== RECORDS SUPPLIED

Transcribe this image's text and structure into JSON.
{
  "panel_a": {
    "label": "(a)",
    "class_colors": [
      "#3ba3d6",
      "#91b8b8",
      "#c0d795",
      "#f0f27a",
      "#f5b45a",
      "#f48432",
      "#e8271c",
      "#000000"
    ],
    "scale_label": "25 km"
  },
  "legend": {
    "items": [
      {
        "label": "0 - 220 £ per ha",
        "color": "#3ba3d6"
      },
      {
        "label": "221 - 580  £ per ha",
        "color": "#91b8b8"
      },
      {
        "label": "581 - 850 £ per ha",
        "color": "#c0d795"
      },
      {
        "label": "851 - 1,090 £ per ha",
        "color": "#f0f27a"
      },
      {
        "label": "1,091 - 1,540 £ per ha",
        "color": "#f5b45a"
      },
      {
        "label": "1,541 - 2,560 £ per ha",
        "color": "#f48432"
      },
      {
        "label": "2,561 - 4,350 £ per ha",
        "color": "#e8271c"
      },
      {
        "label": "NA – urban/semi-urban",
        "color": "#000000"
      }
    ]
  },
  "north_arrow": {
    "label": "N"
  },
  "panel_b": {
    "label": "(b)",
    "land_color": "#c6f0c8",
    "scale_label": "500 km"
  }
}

====
== RECORDS SUPPLIED

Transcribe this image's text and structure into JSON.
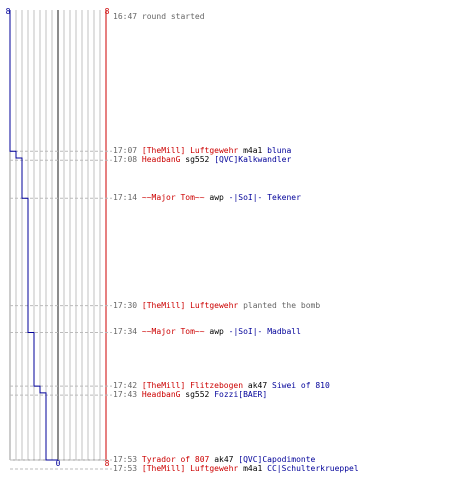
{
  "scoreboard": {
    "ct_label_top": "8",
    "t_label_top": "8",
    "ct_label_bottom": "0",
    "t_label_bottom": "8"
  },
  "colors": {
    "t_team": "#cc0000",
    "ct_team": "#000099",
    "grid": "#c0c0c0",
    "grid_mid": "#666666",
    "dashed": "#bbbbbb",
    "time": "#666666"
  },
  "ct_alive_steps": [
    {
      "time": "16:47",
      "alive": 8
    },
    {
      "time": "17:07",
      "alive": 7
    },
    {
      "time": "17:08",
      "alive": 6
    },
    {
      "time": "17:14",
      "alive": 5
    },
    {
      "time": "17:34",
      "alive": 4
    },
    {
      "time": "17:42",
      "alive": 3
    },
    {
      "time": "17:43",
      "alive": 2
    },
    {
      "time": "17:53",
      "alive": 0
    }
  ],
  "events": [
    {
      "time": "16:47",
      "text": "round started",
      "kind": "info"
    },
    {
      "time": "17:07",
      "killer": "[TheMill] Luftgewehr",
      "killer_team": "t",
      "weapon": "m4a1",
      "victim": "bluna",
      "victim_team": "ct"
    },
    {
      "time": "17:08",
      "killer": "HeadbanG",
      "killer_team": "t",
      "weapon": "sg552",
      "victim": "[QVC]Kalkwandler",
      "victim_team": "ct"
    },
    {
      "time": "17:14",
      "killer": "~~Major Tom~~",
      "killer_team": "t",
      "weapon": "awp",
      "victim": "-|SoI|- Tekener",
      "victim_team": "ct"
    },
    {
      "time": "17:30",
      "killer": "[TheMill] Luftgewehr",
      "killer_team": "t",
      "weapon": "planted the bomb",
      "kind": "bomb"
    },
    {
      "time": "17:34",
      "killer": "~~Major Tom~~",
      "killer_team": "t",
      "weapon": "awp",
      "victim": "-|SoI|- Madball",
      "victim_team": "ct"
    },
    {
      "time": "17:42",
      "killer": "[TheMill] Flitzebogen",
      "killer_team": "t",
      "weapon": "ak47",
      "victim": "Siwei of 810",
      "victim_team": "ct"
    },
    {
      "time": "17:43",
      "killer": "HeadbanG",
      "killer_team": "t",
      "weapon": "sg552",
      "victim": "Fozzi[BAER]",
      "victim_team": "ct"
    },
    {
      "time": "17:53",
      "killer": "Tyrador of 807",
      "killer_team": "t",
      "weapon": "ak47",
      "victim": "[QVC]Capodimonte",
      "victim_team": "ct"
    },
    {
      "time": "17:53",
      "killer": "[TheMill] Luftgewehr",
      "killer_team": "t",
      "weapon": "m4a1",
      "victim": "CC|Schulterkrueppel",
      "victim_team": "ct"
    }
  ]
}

====
== RECORDS SUPPLIED

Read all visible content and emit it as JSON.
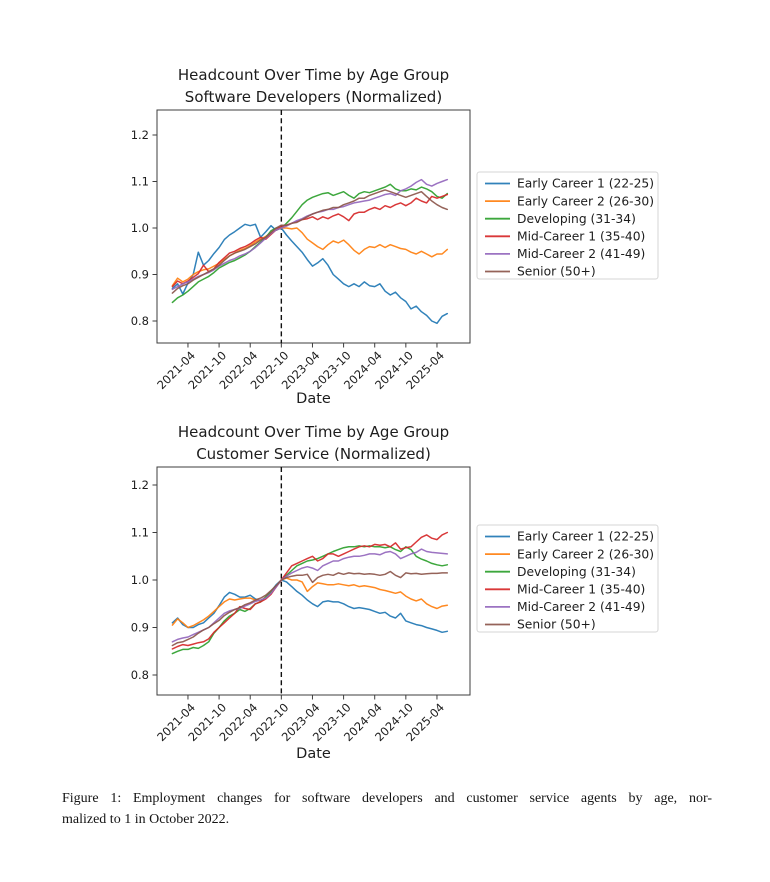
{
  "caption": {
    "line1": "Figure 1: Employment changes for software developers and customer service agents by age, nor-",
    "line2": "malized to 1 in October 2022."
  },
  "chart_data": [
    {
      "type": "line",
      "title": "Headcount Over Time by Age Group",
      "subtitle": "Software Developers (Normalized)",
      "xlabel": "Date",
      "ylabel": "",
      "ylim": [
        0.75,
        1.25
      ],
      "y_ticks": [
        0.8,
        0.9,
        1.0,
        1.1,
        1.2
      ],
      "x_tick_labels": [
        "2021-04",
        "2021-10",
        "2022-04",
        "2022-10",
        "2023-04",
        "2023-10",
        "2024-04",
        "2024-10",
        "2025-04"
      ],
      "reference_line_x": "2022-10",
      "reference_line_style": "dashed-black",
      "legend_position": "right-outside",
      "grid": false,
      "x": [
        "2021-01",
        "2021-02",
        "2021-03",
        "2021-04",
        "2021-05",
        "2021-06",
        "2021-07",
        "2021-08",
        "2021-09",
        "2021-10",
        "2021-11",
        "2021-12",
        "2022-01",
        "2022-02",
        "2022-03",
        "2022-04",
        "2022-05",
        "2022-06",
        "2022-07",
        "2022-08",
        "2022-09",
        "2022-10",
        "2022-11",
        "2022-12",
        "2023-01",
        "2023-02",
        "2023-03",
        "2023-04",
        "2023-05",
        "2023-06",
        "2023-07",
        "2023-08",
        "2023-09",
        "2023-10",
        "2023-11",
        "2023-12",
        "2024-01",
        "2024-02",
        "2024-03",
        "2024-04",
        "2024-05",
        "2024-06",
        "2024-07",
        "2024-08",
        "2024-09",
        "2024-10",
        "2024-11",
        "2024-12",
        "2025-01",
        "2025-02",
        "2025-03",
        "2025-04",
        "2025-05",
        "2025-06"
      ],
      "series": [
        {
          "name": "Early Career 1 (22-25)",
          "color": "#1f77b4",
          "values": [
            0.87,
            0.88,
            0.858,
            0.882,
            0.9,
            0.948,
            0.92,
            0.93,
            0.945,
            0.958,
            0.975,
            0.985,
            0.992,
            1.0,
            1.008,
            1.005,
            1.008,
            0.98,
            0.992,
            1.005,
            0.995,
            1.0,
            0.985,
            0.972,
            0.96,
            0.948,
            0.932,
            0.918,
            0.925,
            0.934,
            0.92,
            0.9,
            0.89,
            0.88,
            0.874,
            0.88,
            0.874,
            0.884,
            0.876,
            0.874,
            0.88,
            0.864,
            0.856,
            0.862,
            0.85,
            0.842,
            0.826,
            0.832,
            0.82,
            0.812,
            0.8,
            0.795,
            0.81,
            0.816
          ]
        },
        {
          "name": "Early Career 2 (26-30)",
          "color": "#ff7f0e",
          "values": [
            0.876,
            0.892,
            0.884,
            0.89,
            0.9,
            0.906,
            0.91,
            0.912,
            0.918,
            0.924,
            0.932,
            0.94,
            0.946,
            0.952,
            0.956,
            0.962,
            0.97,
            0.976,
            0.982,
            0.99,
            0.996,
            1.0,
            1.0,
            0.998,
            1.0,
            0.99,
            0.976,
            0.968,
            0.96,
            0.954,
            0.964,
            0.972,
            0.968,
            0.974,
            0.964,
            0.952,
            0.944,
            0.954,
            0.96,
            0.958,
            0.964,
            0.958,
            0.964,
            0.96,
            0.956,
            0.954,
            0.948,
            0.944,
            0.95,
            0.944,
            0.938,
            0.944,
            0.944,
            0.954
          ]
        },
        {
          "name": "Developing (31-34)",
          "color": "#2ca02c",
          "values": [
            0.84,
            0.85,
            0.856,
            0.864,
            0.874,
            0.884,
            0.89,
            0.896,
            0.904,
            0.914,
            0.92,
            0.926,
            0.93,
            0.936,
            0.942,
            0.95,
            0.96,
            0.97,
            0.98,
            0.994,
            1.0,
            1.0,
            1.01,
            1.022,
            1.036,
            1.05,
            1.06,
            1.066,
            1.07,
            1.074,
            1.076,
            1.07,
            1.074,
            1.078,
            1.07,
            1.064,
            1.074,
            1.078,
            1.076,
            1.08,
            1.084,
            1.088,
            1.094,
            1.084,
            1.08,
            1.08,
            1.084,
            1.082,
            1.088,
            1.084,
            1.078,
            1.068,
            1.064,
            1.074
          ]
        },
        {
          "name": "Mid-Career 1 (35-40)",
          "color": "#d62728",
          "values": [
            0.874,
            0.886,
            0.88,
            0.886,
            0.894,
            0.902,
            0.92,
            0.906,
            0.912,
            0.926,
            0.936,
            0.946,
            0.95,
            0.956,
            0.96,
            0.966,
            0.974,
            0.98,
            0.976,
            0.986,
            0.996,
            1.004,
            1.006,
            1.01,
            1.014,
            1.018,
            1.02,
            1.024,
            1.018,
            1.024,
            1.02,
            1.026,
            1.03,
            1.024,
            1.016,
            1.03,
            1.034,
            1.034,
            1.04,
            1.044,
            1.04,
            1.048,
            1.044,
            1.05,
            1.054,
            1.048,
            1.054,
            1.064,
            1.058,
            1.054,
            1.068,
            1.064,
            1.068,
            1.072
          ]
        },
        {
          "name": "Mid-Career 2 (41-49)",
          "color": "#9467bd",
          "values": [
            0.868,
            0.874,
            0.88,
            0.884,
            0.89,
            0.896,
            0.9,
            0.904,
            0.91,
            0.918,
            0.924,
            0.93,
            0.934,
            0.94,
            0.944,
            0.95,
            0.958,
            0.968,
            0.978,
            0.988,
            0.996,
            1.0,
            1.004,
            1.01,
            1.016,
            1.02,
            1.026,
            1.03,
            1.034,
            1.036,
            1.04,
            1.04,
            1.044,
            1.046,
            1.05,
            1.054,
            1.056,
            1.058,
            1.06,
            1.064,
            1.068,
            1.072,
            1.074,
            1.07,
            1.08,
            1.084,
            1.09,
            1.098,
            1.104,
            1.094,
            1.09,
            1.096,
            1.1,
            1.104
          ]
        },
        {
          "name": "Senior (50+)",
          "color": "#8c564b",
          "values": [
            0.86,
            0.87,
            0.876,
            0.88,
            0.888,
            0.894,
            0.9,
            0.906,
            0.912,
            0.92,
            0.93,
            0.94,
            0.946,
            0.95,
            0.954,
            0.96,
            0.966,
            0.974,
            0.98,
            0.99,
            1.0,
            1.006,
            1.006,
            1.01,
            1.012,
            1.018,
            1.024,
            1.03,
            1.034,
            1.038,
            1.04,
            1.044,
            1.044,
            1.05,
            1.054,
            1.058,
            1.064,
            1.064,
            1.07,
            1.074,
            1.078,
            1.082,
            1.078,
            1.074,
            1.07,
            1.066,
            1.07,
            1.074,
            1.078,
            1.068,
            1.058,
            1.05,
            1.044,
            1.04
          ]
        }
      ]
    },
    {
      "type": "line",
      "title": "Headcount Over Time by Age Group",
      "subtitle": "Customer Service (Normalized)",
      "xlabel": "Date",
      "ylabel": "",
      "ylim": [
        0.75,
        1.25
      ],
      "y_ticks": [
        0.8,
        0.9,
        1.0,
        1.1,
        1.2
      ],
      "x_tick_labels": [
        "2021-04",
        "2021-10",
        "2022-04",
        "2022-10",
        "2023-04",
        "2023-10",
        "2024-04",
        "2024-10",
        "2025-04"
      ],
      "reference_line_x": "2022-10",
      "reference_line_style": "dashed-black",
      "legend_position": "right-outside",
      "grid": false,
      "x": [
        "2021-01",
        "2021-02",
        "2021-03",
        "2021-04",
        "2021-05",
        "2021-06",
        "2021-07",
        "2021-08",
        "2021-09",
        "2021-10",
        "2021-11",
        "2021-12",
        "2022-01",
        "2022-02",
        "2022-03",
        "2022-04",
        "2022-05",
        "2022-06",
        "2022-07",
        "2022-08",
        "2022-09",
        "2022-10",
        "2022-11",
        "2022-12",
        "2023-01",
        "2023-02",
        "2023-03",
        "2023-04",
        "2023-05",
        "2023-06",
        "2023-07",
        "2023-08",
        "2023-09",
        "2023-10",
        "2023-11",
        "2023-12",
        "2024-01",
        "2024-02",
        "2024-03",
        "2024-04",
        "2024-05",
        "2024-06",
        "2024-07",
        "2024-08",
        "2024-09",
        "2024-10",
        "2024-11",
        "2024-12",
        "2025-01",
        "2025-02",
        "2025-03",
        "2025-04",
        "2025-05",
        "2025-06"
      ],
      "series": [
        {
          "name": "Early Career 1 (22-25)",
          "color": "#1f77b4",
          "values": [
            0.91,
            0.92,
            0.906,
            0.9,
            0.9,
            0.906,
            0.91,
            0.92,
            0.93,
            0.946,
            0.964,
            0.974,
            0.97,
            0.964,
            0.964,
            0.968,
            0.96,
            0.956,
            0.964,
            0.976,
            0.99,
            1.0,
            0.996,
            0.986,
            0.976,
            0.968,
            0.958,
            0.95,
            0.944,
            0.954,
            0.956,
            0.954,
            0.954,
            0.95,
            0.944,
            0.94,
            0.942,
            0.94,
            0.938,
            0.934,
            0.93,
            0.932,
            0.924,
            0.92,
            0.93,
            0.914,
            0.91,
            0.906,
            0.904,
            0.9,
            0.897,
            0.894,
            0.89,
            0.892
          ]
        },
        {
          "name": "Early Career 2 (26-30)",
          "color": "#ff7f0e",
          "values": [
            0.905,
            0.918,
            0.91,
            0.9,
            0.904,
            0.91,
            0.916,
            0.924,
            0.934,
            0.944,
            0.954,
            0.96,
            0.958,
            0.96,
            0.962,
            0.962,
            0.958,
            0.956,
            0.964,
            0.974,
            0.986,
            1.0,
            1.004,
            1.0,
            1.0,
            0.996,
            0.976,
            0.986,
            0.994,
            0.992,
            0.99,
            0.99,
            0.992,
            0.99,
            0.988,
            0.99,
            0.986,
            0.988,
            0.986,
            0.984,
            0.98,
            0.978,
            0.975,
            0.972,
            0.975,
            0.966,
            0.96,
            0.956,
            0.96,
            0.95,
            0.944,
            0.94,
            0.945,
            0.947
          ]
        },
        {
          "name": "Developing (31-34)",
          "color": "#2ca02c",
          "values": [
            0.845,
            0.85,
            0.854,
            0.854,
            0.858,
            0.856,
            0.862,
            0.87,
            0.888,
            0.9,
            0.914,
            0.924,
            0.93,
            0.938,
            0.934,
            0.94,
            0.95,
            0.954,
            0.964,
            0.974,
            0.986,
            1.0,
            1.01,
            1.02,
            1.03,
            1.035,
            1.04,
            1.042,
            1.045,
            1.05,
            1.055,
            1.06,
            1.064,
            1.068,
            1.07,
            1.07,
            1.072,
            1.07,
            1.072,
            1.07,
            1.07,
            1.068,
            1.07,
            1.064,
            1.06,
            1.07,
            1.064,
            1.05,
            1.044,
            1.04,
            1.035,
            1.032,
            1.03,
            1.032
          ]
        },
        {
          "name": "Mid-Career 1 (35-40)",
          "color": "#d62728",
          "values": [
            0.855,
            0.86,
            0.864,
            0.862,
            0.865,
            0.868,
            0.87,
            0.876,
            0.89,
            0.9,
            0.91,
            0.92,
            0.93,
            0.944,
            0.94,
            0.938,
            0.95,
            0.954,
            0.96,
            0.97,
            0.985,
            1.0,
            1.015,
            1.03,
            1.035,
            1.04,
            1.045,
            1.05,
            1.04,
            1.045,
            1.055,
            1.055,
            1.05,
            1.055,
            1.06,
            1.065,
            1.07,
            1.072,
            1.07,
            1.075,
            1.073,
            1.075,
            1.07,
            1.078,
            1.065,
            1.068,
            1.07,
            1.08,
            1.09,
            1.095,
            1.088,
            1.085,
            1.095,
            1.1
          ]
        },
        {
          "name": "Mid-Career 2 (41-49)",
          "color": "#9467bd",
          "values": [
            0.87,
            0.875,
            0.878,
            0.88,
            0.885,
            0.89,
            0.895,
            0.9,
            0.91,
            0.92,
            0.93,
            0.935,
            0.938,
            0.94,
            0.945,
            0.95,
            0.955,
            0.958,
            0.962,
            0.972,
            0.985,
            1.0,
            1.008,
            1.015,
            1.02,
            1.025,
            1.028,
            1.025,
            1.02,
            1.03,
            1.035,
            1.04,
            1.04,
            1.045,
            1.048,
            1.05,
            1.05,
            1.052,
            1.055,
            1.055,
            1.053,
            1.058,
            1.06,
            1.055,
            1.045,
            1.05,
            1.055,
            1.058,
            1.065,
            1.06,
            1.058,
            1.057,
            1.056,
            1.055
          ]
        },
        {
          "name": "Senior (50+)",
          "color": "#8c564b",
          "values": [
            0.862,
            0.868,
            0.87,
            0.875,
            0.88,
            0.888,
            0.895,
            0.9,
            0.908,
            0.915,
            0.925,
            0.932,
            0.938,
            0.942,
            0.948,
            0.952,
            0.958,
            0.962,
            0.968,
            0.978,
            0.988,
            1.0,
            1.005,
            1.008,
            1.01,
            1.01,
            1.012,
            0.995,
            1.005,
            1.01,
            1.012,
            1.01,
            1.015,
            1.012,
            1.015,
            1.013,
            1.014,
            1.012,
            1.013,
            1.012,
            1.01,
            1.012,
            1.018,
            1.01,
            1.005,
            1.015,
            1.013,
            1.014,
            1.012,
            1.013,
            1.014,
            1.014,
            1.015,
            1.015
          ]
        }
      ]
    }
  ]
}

====

#### EXERCISE PROMPT:
Write only the number of lines in the data above that include "subtitle".

#### ANSWER TO THE TASK:
2